GIVEN TASK:
All lines in the data bearing the string "percentile" should be identified and copied.

ENTRIES SUPPLIED:
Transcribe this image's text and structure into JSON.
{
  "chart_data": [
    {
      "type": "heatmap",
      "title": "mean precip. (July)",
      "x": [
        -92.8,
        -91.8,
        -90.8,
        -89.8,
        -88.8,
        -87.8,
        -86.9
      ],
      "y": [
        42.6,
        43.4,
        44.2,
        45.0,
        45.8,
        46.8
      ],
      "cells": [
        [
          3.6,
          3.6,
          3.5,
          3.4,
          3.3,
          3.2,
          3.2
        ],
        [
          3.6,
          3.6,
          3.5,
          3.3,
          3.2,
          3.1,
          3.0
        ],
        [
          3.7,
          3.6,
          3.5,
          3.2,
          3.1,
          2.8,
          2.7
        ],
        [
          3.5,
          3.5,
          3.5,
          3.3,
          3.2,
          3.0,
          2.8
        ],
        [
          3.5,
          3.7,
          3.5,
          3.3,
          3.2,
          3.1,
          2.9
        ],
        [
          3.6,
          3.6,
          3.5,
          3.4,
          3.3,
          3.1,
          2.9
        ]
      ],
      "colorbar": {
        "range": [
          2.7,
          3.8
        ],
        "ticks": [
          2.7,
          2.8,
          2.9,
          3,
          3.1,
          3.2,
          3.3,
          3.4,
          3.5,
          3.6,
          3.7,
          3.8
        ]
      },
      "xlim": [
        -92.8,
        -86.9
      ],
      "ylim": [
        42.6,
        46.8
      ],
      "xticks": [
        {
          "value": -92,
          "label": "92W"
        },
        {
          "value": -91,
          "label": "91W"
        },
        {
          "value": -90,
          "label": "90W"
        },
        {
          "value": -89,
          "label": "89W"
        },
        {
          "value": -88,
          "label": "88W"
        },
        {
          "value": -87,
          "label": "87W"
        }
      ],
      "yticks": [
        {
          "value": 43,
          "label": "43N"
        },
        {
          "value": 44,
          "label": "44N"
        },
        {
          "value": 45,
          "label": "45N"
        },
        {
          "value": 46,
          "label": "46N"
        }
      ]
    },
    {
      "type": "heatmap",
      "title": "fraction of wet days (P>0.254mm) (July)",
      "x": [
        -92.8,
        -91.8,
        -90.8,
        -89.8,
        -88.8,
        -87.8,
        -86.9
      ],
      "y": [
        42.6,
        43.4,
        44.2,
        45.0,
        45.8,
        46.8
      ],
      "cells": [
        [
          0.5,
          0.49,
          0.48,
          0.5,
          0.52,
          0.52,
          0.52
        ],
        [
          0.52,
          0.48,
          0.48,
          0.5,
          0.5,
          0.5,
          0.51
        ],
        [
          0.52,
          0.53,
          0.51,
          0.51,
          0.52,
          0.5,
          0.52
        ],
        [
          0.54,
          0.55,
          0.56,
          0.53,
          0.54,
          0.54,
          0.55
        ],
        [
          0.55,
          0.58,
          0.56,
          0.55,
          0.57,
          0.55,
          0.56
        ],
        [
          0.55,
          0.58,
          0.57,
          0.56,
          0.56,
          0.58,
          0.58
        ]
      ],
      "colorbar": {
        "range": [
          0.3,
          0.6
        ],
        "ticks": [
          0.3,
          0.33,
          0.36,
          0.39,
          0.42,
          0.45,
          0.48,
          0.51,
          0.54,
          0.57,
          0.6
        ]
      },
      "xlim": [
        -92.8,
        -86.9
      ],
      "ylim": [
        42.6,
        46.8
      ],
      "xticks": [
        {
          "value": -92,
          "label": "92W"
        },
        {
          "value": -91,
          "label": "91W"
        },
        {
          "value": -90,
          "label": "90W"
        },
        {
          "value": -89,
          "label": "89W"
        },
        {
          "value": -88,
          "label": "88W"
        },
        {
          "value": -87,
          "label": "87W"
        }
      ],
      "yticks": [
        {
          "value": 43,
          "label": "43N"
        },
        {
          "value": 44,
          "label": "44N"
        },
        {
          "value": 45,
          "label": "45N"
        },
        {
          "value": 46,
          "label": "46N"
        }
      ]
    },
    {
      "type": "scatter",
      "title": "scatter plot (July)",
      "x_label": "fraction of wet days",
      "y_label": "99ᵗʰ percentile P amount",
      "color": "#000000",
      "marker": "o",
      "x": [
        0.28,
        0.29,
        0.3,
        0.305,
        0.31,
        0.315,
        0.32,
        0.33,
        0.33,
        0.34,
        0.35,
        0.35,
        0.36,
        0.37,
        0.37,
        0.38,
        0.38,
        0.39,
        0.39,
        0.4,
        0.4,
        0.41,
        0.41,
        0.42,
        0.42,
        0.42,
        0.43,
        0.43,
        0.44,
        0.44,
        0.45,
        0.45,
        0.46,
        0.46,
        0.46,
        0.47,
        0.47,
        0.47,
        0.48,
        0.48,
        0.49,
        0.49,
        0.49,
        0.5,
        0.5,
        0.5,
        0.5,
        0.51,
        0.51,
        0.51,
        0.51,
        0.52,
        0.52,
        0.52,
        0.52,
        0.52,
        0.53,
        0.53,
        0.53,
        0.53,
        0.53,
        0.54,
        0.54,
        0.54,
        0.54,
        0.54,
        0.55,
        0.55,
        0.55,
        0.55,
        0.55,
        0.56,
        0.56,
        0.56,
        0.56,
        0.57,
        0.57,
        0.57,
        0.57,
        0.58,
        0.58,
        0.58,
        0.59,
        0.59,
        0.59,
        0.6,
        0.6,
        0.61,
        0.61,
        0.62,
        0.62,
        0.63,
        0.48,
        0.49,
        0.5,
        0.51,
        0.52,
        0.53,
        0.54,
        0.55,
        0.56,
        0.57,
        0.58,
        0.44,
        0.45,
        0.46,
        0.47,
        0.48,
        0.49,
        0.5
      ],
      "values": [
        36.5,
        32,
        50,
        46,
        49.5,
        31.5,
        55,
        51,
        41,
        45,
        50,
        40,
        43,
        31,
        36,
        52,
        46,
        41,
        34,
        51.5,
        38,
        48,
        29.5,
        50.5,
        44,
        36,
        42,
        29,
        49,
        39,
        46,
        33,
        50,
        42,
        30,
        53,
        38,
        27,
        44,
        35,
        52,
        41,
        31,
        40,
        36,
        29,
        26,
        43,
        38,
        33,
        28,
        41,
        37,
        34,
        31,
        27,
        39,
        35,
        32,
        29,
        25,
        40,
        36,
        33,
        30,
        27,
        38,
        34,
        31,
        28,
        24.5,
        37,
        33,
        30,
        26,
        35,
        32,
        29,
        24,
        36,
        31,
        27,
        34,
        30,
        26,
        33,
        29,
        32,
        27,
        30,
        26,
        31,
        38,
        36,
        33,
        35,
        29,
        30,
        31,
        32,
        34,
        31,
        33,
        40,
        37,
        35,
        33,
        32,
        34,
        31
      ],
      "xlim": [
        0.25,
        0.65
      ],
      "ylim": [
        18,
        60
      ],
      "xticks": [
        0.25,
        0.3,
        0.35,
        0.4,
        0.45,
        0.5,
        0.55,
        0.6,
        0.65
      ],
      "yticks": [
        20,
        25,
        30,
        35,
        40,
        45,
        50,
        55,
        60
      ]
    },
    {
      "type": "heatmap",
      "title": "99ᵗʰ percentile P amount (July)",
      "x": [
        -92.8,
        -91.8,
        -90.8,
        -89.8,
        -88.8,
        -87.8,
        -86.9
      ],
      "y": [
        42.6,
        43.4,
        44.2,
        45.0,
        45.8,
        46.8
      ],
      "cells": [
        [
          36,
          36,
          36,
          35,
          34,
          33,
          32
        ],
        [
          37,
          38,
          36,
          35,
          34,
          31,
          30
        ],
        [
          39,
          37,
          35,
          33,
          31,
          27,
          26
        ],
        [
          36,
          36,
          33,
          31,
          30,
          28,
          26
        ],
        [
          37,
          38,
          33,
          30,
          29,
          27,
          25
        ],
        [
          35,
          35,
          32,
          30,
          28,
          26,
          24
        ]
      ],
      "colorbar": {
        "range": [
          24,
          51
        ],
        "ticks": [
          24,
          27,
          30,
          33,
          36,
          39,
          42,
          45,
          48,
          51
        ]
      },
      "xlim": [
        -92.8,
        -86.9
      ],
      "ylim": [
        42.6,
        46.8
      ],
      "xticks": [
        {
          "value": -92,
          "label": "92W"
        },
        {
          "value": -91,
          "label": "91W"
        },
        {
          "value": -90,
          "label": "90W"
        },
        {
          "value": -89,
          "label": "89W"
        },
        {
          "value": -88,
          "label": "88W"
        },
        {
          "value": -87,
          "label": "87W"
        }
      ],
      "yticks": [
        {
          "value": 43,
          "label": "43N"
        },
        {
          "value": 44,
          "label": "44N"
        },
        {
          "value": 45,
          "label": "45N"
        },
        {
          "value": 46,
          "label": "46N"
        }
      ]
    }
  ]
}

COMPLETE RESPONSE:
      "y_label": "99ᵗʰ percentile P amount",
      "title": "99ᵗʰ percentile P amount (July)",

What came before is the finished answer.